** Start **

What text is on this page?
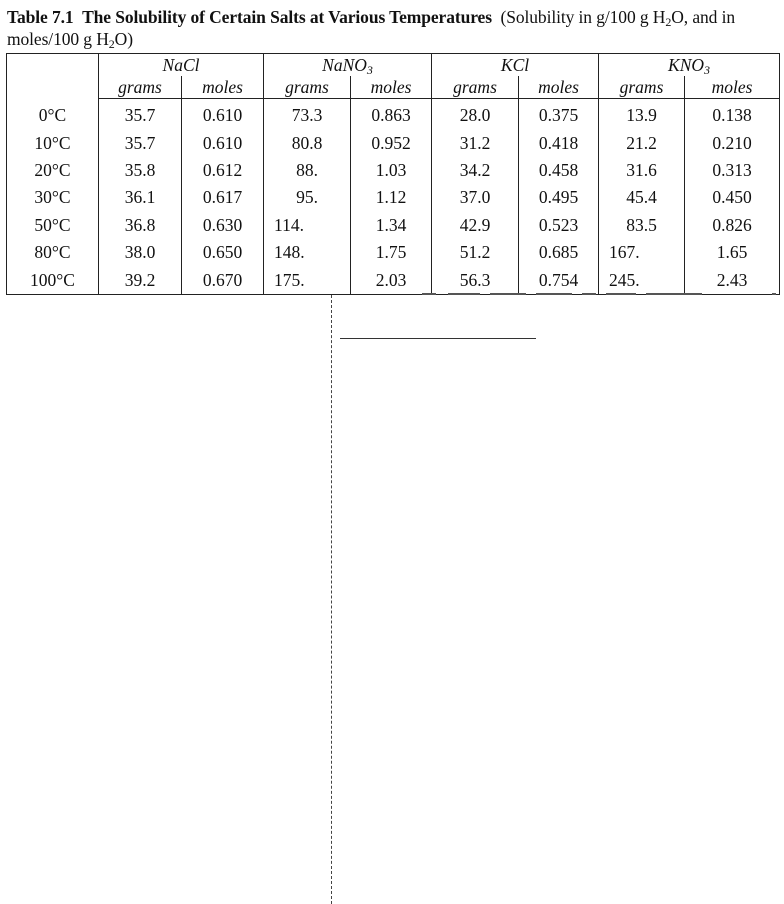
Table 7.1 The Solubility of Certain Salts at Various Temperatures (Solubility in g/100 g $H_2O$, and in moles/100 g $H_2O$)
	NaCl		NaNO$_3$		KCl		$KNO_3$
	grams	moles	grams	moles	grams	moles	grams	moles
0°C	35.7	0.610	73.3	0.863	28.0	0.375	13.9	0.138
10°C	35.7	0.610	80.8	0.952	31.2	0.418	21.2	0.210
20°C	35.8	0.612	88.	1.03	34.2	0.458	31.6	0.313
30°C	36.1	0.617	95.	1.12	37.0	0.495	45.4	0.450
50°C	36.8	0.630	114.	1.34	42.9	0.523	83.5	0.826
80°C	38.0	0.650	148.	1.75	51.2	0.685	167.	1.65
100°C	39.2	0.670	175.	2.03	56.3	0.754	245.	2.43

** End **

→ **Task requirements**: Write the full listing out again with every line unchanged, but include no pictures.

→ **Correct response**:
What text is on this page?
Table 7.1 The Solubility of Certain Salts at Various Temperatures (Solubility in g/100 g $H_2O$, and in moles/100 g $H_2O$)
	NaCl		NaNO$_3$		KCl		$KNO_3$
	grams	moles	grams	moles	grams	moles	grams	moles
0°C	35.7	0.610	73.3	0.863	28.0	0.375	13.9	0.138
10°C	35.7	0.610	80.8	0.952	31.2	0.418	21.2	0.210
20°C	35.8	0.612	88.	1.03	34.2	0.458	31.6	0.313
30°C	36.1	0.617	95.	1.12	37.0	0.495	45.4	0.450
50°C	36.8	0.630	114.	1.34	42.9	0.523	83.5	0.826
80°C	38.0	0.650	148.	1.75	51.2	0.685	167.	1.65
100°C	39.2	0.670	175.	2.03	56.3	0.754	245.	2.43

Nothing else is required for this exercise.